*Task brief:*
Count how many lines hold the word "heading" and give that number as the whole answer.

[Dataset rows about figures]
----------------

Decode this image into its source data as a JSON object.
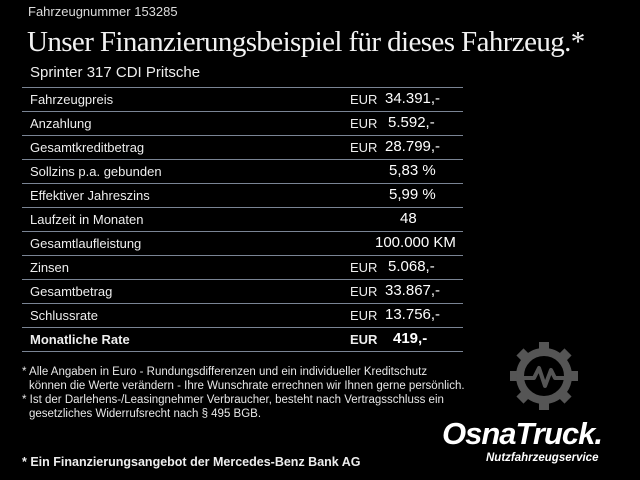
{
  "header": {
    "vehicle_number": "Fahrzeugnummer 153285",
    "title": "Unser Finanzierungsbeispiel für dieses Fahrzeug.*",
    "model": "Sprinter 317 CDI Pritsche"
  },
  "table": {
    "rows": [
      {
        "label": "Fahrzeugpreis",
        "currency": "EUR",
        "value": "34.391,-"
      },
      {
        "label": "Anzahlung",
        "currency": "EUR",
        "value": "5.592,-"
      },
      {
        "label": "Gesamtkreditbetrag",
        "currency": "EUR",
        "value": "28.799,-"
      },
      {
        "label": "Sollzins p.a. gebunden",
        "currency": "",
        "value": "5,83 %"
      },
      {
        "label": "Effektiver Jahreszins",
        "currency": "",
        "value": "5,99 %"
      },
      {
        "label": "Laufzeit in Monaten",
        "currency": "",
        "value": "48"
      },
      {
        "label": "Gesamtlaufleistung",
        "currency": "",
        "value": "100.000 KM"
      },
      {
        "label": "Zinsen",
        "currency": "EUR",
        "value": "5.068,-"
      },
      {
        "label": "Gesamtbetrag",
        "currency": "EUR",
        "value": "33.867,-"
      },
      {
        "label": "Schlussrate",
        "currency": "EUR",
        "value": "13.756,-"
      },
      {
        "label": "Monatliche Rate",
        "currency": "EUR",
        "value": "419,-"
      }
    ]
  },
  "notes": [
    "* Alle Angaben in Euro - Rundungsdifferenzen und ein individueller Kreditschutz",
    "  können die Werte verändern - Ihre Wunschrate errechnen wir Ihnen gerne persönlich.",
    "* Ist der Darlehens-/Leasingnehmer Verbraucher, besteht nach Vertragsschluss ein",
    "  gesetzliches Widerrufsrecht nach § 495 BGB."
  ],
  "bank_note": "* Ein Finanzierungsangebot der Mercedes-Benz Bank AG",
  "logo": {
    "name": "OsnaTruck.",
    "tagline": "Nutzfahrzeugservice",
    "icon": "gear-pulse-icon",
    "gear_color": "#555555"
  }
}
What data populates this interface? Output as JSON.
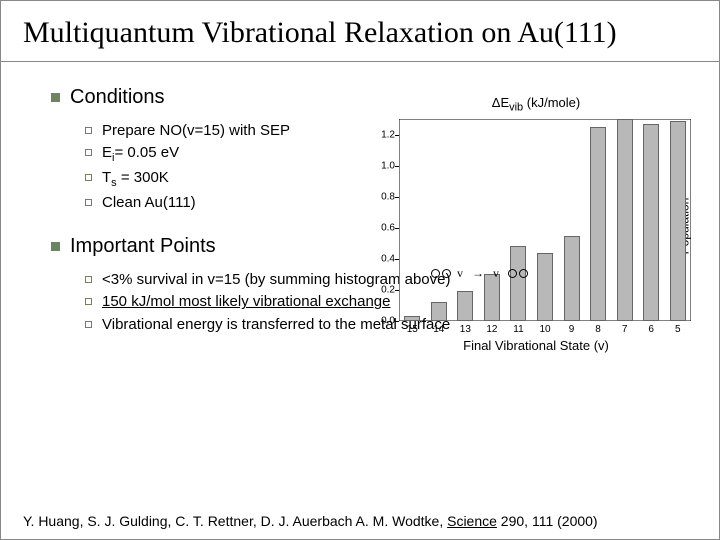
{
  "title": "Multiquantum Vibrational Relaxation on Au(111)",
  "conditions": {
    "heading": "Conditions",
    "items": [
      "Prepare NO(v=15) with SEP",
      "E_i = 0.05 eV",
      "T_s = 300K",
      "Clean Au(111)"
    ]
  },
  "important": {
    "heading": "Important Points",
    "items": [
      "<3% survival in v=15 (by summing histogram above)",
      "150 kJ/mol most likely vibrational exchange",
      "Vibrational energy is transferred to the metal surface"
    ]
  },
  "citation_prefix": "Y. Huang, S. J. Gulding, C. T. Rettner, D. J. Auerbach A. M. Wodtke, ",
  "citation_journal": "Science",
  "citation_suffix": " 290, 111 (2000)",
  "chart": {
    "type": "bar",
    "top_axis_label": "ΔE_vib (kJ/mole)",
    "bottom_axis_label": "Final Vibrational State (v)",
    "right_axis_label": "Population",
    "x_categories": [
      "15",
      "14",
      "13",
      "12",
      "11",
      "10",
      "9",
      "8",
      "7",
      "6",
      "5"
    ],
    "y_ticks": [
      "0.0",
      "0.2",
      "0.4",
      "0.6",
      "0.8",
      "1.0",
      "1.2"
    ],
    "ylim": [
      0,
      1.3
    ],
    "values": [
      0.03,
      0.12,
      0.19,
      0.3,
      0.48,
      0.44,
      0.55,
      1.25,
      1.3,
      1.27,
      1.29
    ],
    "bar_color": "#b8b8b8",
    "bar_border": "#666666",
    "axis_color": "#000000",
    "background": "#ffffff",
    "font_size_ticks": 10,
    "font_size_labels": 13
  }
}
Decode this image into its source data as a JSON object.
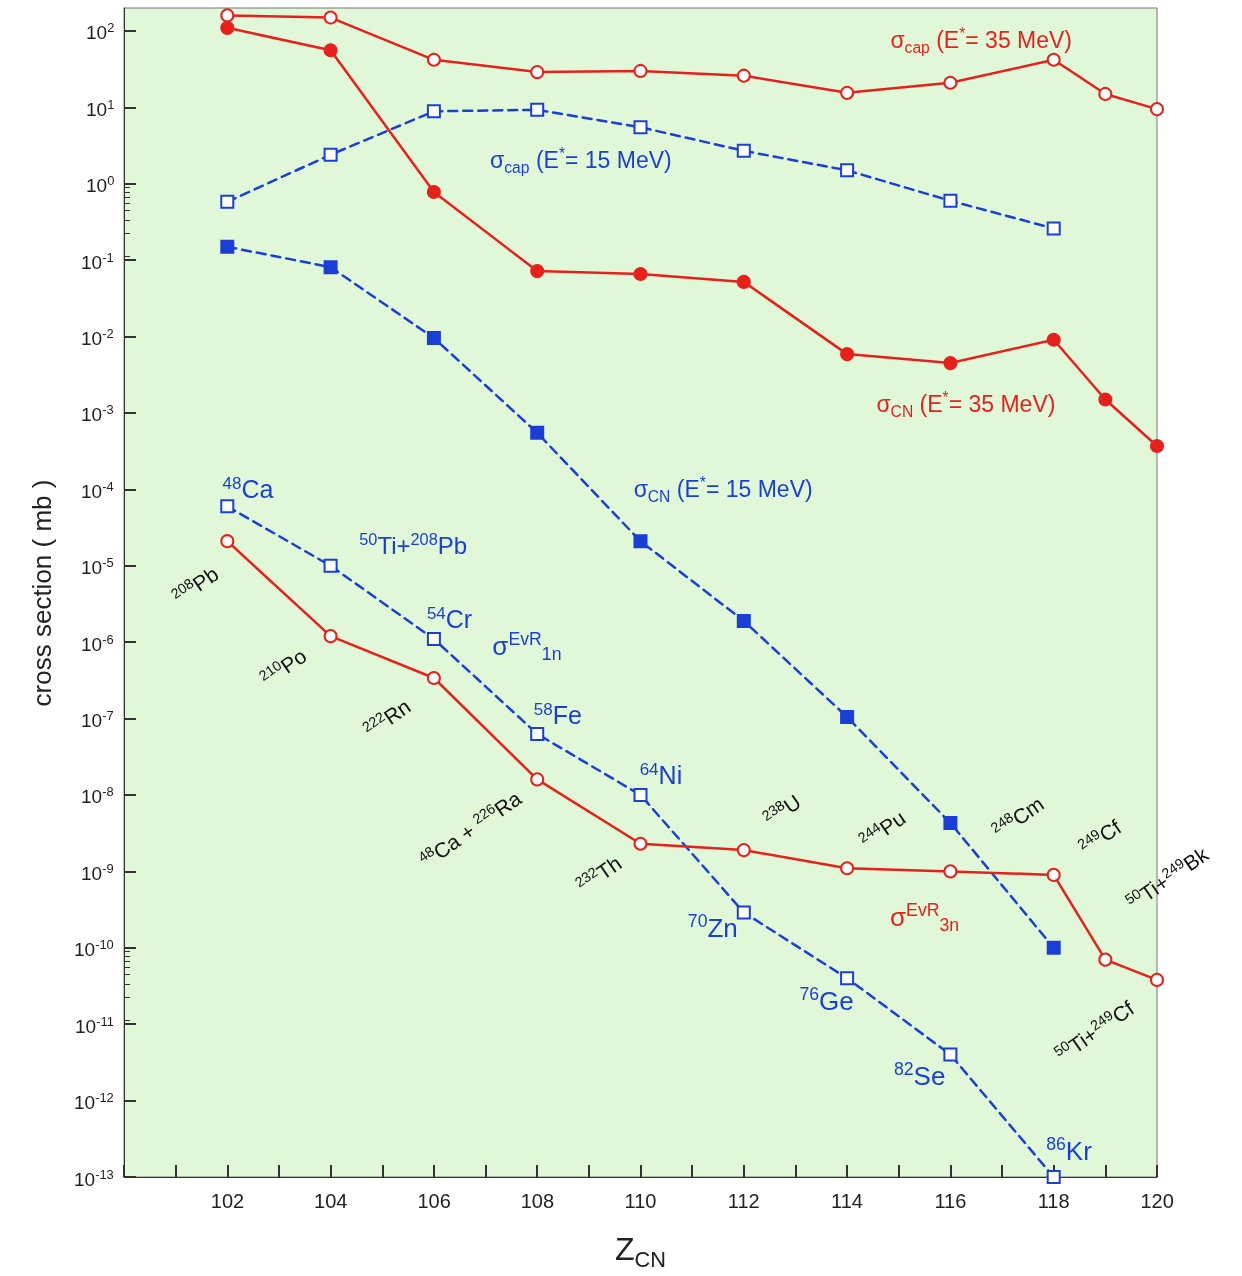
{
  "chart_data": {
    "type": "line",
    "xlabel": "Z$_{CN}$",
    "ylabel": "cross section  ( mb )",
    "xlim": [
      100,
      120
    ],
    "xticks": [
      {
        "value": 100,
        "label": null
      },
      {
        "value": 101,
        "label": null
      },
      102,
      {
        "value": 103,
        "label": null
      },
      104,
      {
        "value": 105,
        "label": null
      },
      106,
      {
        "value": 107,
        "label": null
      },
      108,
      {
        "value": 109,
        "label": null
      },
      110,
      {
        "value": 111,
        "label": null
      },
      112,
      {
        "value": 113,
        "label": null
      },
      114,
      {
        "value": 115,
        "label": null
      },
      116,
      {
        "value": 117,
        "label": null
      },
      118,
      {
        "value": 119,
        "label": null
      },
      120
    ],
    "ylim": [
      1e-13,
      200
    ],
    "log": true,
    "yticks": [
      {
        "value": 1e-13,
        "label": "10$^{-13}$"
      },
      {
        "value": 1e-12,
        "label": "10$^{-12}$"
      },
      {
        "value": 1e-11,
        "label": "10$^{-11}$"
      },
      {
        "value": 1e-10,
        "label": "10$^{-10}$"
      },
      {
        "value": 1e-09,
        "label": "10$^{-9}$"
      },
      {
        "value": 1e-08,
        "label": "10$^{-8}$"
      },
      {
        "value": 1e-07,
        "label": "10$^{-7}$"
      },
      {
        "value": 1e-06,
        "label": "10$^{-6}$"
      },
      {
        "value": 1e-05,
        "label": "10$^{-5}$"
      },
      {
        "value": 0.0001,
        "label": "10$^{-4}$"
      },
      {
        "value": 0.001,
        "label": "10$^{-3}$"
      },
      {
        "value": 0.01,
        "label": "10$^{-2}$"
      },
      {
        "value": 0.1,
        "label": "10$^{-1}$"
      },
      {
        "value": 1,
        "label": "10$^{0}$"
      },
      {
        "value": 10,
        "label": "10$^{1}$"
      },
      {
        "value": 100,
        "label": "10$^{2}$"
      }
    ],
    "grid": false,
    "series": [
      {
        "color": "#e8201c",
        "marker": "circle",
        "line_style": "solid",
        "x": [
          102,
          104,
          106,
          108,
          110,
          112,
          114,
          116,
          118,
          119,
          120
        ],
        "values": [
          160,
          150,
          42,
          29,
          30,
          26,
          15.5,
          21,
          42,
          15,
          9.5
        ]
      },
      {
        "color": "#e8201c",
        "marker": "circle",
        "line_style": "solid",
        "x": [
          102,
          104,
          106,
          108,
          110,
          112,
          114,
          116,
          118,
          119,
          120
        ],
        "values": [
          110,
          56,
          0.78,
          0.072,
          0.066,
          0.052,
          0.0059,
          0.0045,
          0.0091,
          0.0015,
          0.00037
        ]
      },
      {
        "color": "#1a3fd6",
        "marker": "square",
        "line_style": "dashed",
        "x": [
          102,
          104,
          106,
          108,
          110,
          112,
          114,
          116,
          118
        ],
        "values": [
          0.58,
          2.4,
          8.9,
          9.3,
          5.5,
          2.7,
          1.5,
          0.6,
          0.26
        ]
      },
      {
        "color": "#1a3fd6",
        "marker": "square",
        "line_style": "dashed",
        "x": [
          102,
          104,
          106,
          108,
          110,
          112,
          114,
          116,
          118
        ],
        "values": [
          0.15,
          0.081,
          0.0096,
          0.00055,
          2.1e-05,
          1.9e-06,
          1.05e-07,
          4.3e-09,
          1e-10
        ]
      },
      {
        "color": "#1a3fd6",
        "marker": "square",
        "line_style": "dashed",
        "x": [
          102,
          104,
          106,
          108,
          110,
          112,
          114,
          116,
          118
        ],
        "values": [
          6e-05,
          1e-05,
          1.1e-06,
          6.3e-08,
          1e-08,
          2.9e-10,
          4e-11,
          4e-12,
          1e-13
        ]
      },
      {
        "color": "#e8201c",
        "marker": "circle",
        "line_style": "solid",
        "x": [
          102,
          104,
          106,
          108,
          110,
          112,
          114,
          116,
          118,
          119,
          120
        ],
        "values": [
          2.1e-05,
          1.2e-06,
          3.4e-07,
          1.6e-08,
          2.3e-09,
          1.9e-09,
          1.1e-09,
          1e-09,
          9e-10,
          7e-11,
          3.8e-11
        ]
      }
    ],
    "annotations": [
      "σ$_{cap}$ (E$^{*}$= 35 MeV)",
      "σ$_{cap}$ (E$^{*}$= 15 MeV)",
      "σ$_{CN}$ (E$^{*}$= 35 MeV)",
      "σ$_{CN}$ (E$^{*}$= 15 MeV)",
      "σ$^{EvR}$$_{1n}$",
      "σ$^{EvR}$$_{3n}$",
      "$^{48}$Ca",
      "$^{50}$Ti+$^{208}$Pb",
      "$^{54}$Cr",
      "$^{58}$Fe",
      "$^{64}$Ni",
      "$^{70}$Zn",
      "$^{76}$Ge",
      "$^{82}$Se",
      "$^{86}$Kr",
      "$^{208}$Pb",
      "$^{210}$Po",
      "$^{222}$Rn",
      "$^{48}$Ca + $^{226}$Ra",
      "$^{232}$Th",
      "$^{238}$U",
      "$^{244}$Pu",
      "$^{248}$Cm",
      "$^{249}$Cf",
      "$^{50}$Ti+$^{249}$Bk",
      "$^{50}$Ti+$^{249}$Cf"
    ]
  }
}
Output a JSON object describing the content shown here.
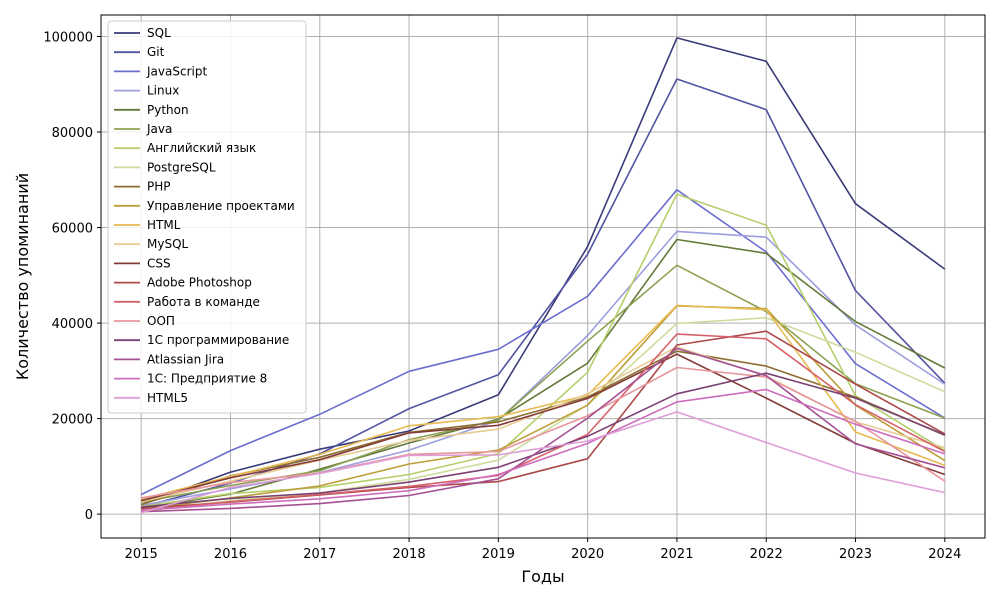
{
  "chart_data": {
    "type": "line",
    "title": "",
    "xlabel": "Годы",
    "ylabel": "Количество упоминаний",
    "x": [
      2015,
      2016,
      2017,
      2018,
      2019,
      2020,
      2021,
      2022,
      2023,
      2024
    ],
    "xlim": [
      2014.55,
      2024.45
    ],
    "ylim": [
      -5000,
      104500
    ],
    "yticks": [
      0,
      20000,
      40000,
      60000,
      80000,
      100000
    ],
    "grid": true,
    "legend_position": "top-left",
    "series": [
      {
        "name": "SQL",
        "color": "#393b79",
        "values": [
          2000,
          8800,
          13600,
          17400,
          25000,
          56000,
          99700,
          94800,
          65000,
          51300
        ]
      },
      {
        "name": "Git",
        "color": "#5254a3",
        "values": [
          1500,
          6500,
          12600,
          22100,
          29200,
          54400,
          91100,
          84700,
          46800,
          27400
        ]
      },
      {
        "name": "JavaScript",
        "color": "#6b6ecf",
        "values": [
          4100,
          13300,
          20900,
          29900,
          34500,
          45600,
          67900,
          54900,
          31500,
          20100
        ]
      },
      {
        "name": "Linux",
        "color": "#9c9ede",
        "values": [
          1800,
          5300,
          8700,
          13400,
          19600,
          37400,
          59200,
          58000,
          39600,
          27200
        ]
      },
      {
        "name": "Python",
        "color": "#637939",
        "values": [
          1200,
          4200,
          9400,
          14900,
          19900,
          31600,
          57500,
          54600,
          40300,
          30600
        ]
      },
      {
        "name": "Java",
        "color": "#8ca252",
        "values": [
          2500,
          6000,
          9100,
          15600,
          19700,
          36200,
          52100,
          42400,
          27300,
          20100
        ]
      },
      {
        "name": "Английский язык",
        "color": "#b5cf6b",
        "values": [
          1600,
          4300,
          5600,
          8300,
          12700,
          29700,
          67000,
          60500,
          24800,
          13300
        ]
      },
      {
        "name": "PostgreSQL",
        "color": "#cedb9c",
        "values": [
          600,
          2800,
          4400,
          7300,
          11300,
          22900,
          39900,
          41100,
          33900,
          25600
        ]
      },
      {
        "name": "PHP",
        "color": "#8c6d31",
        "values": [
          2000,
          8000,
          11900,
          17100,
          19300,
          24500,
          34100,
          31000,
          24500,
          16500
        ]
      },
      {
        "name": "Управление проектами",
        "color": "#bd9e39",
        "values": [
          1000,
          3400,
          5900,
          10500,
          13400,
          22800,
          43600,
          43000,
          22800,
          11200
        ]
      },
      {
        "name": "HTML",
        "color": "#e7ba52",
        "values": [
          3100,
          7900,
          12500,
          18500,
          20400,
          24900,
          43700,
          42800,
          17200,
          10200
        ]
      },
      {
        "name": "MySQL",
        "color": "#e7cb94",
        "values": [
          2600,
          6900,
          11300,
          15400,
          17800,
          25200,
          35000,
          28900,
          19300,
          13900
        ]
      },
      {
        "name": "CSS",
        "color": "#843c39",
        "values": [
          2800,
          7600,
          11400,
          17000,
          18600,
          24200,
          33500,
          24300,
          14800,
          8300
        ]
      },
      {
        "name": "Adobe Photoshop",
        "color": "#ad494a",
        "values": [
          1200,
          2500,
          4000,
          5600,
          6800,
          11600,
          35400,
          38300,
          27200,
          16800
        ]
      },
      {
        "name": "Работа в команде",
        "color": "#d6616b",
        "values": [
          700,
          2600,
          4100,
          5800,
          8100,
          16700,
          37700,
          36700,
          22900,
          13100
        ]
      },
      {
        "name": "ООП",
        "color": "#e7969c",
        "values": [
          3400,
          6600,
          8600,
          12500,
          13100,
          20600,
          30700,
          28700,
          19400,
          6900
        ]
      },
      {
        "name": "1С программирование",
        "color": "#7b4173",
        "values": [
          1500,
          3300,
          4400,
          6700,
          9800,
          16300,
          25200,
          29500,
          24300,
          16600
        ]
      },
      {
        "name": "Atlassian Jira",
        "color": "#a55194",
        "values": [
          500,
          1200,
          2200,
          3900,
          7400,
          20100,
          34700,
          29000,
          14700,
          9700
        ]
      },
      {
        "name": "1С: Предприятие 8",
        "color": "#ce6dbd",
        "values": [
          800,
          2100,
          3200,
          4900,
          8300,
          14800,
          23500,
          26100,
          18800,
          12600
        ]
      },
      {
        "name": "HTML5",
        "color": "#de9ed6",
        "values": [
          300,
          5600,
          8500,
          12300,
          12400,
          15300,
          21400,
          15000,
          8600,
          4500
        ]
      }
    ]
  }
}
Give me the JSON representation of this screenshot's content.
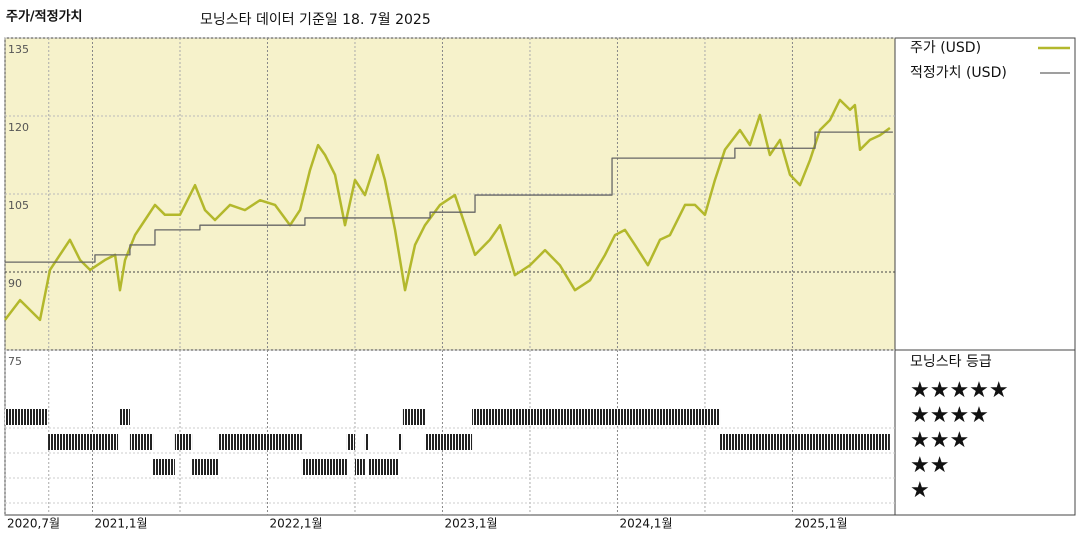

----------------

*Response below:*
2